Task => Lines containing the word "名校联盟" need to be counted. Please reply with how many there are, and nothing else.
--- START Entries ---
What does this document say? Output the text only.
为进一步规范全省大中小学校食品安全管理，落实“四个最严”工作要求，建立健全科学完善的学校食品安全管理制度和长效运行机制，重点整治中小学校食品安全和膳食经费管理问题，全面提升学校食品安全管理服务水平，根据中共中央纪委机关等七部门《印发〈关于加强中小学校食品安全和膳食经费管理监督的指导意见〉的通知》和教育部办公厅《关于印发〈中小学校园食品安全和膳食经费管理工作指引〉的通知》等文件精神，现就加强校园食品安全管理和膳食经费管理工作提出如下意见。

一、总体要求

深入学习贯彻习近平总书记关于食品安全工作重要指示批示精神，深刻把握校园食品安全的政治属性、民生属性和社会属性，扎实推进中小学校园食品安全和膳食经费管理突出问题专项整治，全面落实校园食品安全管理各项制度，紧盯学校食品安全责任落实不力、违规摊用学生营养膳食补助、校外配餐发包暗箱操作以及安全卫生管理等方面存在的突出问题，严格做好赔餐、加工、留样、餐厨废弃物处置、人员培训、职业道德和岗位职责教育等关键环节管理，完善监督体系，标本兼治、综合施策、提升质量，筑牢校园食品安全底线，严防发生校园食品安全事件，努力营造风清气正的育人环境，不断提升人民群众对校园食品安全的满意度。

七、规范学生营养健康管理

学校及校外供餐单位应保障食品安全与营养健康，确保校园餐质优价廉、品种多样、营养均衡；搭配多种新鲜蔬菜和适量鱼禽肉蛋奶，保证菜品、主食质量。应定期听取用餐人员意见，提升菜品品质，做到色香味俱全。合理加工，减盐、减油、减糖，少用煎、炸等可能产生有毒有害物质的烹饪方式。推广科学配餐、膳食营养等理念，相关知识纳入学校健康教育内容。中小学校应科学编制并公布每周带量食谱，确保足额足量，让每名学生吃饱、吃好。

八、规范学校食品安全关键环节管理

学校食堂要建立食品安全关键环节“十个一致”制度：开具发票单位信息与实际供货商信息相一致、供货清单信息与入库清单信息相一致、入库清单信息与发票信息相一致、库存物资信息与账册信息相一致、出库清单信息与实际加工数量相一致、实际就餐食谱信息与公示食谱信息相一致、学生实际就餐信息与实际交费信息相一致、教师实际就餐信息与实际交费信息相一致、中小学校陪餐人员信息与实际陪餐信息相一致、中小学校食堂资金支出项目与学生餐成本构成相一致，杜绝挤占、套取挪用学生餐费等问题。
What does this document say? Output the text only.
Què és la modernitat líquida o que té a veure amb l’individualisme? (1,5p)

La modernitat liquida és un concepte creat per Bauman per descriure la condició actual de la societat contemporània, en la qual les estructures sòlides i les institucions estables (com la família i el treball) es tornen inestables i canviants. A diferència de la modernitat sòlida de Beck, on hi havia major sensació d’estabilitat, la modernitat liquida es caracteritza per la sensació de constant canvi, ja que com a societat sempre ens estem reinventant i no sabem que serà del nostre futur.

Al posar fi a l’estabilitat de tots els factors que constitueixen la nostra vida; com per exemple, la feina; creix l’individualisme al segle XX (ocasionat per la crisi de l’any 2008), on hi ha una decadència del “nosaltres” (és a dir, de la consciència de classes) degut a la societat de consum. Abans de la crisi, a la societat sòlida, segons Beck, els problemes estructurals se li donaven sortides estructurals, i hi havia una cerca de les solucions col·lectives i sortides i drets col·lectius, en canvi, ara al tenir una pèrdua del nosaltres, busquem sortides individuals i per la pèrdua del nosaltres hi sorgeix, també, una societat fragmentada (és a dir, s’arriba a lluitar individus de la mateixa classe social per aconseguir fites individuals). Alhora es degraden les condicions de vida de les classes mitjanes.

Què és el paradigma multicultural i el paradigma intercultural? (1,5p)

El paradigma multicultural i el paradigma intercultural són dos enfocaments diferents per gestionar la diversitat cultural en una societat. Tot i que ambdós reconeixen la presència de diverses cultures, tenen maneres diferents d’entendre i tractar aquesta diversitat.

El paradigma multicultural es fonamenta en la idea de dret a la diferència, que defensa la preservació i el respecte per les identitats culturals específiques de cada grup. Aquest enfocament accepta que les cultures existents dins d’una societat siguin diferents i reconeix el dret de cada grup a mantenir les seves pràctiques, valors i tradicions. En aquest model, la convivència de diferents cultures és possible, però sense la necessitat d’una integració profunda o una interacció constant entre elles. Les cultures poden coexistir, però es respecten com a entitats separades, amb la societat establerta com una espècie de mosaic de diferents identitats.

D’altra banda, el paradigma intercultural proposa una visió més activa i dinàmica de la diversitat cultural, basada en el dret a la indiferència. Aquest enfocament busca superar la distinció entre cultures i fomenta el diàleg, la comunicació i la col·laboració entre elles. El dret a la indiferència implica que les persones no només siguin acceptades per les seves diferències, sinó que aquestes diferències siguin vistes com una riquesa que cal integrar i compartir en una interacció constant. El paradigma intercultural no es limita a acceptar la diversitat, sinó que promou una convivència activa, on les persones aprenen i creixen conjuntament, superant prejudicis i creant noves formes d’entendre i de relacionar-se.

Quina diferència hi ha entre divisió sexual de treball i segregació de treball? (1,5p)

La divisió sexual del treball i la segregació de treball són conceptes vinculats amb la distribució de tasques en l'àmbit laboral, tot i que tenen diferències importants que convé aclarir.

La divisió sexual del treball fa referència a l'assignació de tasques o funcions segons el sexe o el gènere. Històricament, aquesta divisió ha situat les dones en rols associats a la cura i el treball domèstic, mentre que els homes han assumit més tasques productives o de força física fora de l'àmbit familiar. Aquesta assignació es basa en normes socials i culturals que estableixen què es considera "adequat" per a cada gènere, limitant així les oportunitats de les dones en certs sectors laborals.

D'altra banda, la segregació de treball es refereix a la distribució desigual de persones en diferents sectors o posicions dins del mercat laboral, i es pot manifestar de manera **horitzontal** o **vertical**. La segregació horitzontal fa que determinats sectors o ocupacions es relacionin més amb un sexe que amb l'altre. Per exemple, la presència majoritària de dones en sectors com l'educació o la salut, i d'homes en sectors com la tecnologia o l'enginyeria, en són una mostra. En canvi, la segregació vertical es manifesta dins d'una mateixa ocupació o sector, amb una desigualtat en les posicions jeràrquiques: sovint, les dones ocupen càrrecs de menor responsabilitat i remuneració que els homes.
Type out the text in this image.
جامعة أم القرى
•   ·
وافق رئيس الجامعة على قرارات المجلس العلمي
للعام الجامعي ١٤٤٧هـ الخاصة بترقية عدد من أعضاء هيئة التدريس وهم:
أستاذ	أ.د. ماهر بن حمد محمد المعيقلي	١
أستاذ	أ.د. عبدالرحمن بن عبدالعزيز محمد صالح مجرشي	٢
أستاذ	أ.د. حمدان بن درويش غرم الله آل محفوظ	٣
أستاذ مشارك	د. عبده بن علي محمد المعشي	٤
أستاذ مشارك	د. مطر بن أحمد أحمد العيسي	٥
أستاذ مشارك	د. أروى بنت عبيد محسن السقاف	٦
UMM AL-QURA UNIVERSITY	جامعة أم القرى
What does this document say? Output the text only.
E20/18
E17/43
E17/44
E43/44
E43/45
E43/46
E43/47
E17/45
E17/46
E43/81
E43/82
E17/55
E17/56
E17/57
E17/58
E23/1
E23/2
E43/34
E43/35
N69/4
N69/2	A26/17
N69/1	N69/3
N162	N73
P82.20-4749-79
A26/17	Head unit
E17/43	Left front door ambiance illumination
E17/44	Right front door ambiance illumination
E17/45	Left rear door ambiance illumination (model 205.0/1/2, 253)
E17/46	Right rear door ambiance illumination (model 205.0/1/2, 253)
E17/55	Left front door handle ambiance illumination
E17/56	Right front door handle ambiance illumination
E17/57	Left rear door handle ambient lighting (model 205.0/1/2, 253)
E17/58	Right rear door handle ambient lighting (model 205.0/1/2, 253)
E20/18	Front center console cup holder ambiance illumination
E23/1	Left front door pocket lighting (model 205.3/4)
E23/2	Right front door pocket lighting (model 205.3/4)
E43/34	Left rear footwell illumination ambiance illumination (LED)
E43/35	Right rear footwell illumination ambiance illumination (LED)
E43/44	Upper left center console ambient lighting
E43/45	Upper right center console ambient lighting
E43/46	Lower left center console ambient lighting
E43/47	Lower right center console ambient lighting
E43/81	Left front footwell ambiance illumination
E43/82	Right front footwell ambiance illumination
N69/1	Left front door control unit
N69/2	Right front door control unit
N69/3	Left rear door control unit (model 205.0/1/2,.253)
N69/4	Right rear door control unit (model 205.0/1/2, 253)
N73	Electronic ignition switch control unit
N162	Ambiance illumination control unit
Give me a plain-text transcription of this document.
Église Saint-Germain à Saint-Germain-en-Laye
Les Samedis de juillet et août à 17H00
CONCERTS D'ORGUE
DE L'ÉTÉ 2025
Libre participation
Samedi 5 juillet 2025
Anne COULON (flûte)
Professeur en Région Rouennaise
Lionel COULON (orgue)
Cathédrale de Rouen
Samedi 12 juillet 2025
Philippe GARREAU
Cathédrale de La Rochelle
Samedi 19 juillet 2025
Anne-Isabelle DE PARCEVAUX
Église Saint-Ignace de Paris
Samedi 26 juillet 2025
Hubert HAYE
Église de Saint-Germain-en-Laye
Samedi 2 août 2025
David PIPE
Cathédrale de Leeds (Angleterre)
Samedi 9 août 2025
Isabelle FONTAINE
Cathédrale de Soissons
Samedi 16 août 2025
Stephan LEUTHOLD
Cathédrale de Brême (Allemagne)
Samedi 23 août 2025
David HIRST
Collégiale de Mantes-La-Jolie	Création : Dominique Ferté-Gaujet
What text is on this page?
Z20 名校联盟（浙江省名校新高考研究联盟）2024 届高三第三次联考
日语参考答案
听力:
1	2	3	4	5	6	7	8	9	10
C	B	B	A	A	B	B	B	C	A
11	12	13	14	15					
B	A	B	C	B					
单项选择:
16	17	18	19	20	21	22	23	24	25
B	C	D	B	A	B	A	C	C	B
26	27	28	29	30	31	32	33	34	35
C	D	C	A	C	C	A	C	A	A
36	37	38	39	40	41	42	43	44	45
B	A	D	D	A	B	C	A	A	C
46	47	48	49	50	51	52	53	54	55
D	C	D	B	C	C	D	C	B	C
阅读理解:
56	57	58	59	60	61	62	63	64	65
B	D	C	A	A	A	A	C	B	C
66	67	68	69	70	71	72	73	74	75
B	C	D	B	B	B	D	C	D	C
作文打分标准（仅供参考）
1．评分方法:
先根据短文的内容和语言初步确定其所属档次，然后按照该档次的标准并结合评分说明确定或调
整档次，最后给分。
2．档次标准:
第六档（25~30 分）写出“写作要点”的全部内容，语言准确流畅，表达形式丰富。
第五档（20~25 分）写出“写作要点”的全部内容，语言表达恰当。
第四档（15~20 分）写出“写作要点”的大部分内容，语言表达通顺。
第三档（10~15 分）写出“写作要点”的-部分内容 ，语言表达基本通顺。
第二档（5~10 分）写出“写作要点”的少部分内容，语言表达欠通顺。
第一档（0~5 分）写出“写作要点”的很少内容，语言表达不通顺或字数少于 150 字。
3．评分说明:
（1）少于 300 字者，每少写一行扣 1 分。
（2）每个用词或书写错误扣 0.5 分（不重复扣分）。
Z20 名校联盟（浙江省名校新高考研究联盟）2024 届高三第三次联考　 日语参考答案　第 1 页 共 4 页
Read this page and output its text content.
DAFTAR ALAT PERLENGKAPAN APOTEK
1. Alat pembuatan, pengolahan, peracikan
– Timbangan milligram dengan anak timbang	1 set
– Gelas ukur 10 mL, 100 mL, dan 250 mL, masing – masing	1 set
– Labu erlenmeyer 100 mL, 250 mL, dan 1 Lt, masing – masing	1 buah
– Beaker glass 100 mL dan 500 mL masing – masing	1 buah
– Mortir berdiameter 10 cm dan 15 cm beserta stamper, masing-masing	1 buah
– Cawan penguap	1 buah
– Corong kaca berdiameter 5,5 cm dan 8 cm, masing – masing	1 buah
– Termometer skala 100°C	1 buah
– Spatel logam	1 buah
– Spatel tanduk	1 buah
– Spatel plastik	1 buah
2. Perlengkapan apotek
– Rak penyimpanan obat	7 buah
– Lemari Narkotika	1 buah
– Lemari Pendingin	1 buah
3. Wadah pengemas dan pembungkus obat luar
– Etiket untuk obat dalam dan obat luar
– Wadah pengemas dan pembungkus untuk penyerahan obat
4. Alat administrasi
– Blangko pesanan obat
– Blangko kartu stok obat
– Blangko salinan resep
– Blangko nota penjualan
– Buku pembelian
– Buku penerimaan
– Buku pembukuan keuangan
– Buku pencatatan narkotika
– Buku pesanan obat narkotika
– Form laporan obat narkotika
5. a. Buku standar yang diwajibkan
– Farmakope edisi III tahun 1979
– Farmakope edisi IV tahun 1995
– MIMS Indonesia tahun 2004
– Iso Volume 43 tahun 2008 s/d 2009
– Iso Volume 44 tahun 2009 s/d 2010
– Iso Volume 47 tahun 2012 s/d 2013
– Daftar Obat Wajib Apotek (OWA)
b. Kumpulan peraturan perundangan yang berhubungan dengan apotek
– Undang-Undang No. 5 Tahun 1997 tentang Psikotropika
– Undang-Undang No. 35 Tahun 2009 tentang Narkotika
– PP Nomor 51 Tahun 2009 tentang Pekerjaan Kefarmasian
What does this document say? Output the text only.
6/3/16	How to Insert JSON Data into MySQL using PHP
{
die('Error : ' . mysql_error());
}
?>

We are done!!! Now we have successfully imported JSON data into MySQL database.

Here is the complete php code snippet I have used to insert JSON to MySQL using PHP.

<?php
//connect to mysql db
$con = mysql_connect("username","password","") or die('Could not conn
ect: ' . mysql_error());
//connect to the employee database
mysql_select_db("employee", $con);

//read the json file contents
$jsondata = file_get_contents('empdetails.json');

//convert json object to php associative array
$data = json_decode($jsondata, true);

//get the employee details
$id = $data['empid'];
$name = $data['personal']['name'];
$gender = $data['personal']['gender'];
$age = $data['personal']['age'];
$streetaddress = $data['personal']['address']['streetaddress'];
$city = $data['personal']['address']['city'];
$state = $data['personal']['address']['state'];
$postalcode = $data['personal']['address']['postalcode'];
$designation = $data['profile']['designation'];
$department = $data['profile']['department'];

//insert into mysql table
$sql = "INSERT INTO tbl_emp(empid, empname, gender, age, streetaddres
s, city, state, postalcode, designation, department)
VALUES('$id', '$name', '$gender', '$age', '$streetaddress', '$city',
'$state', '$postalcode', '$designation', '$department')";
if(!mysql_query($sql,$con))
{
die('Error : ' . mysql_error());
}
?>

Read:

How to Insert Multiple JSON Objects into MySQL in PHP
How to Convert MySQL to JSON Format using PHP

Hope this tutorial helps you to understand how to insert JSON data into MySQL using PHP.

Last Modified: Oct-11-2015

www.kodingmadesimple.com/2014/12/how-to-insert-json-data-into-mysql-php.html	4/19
--- END Entries ---
Answer to the problem => 2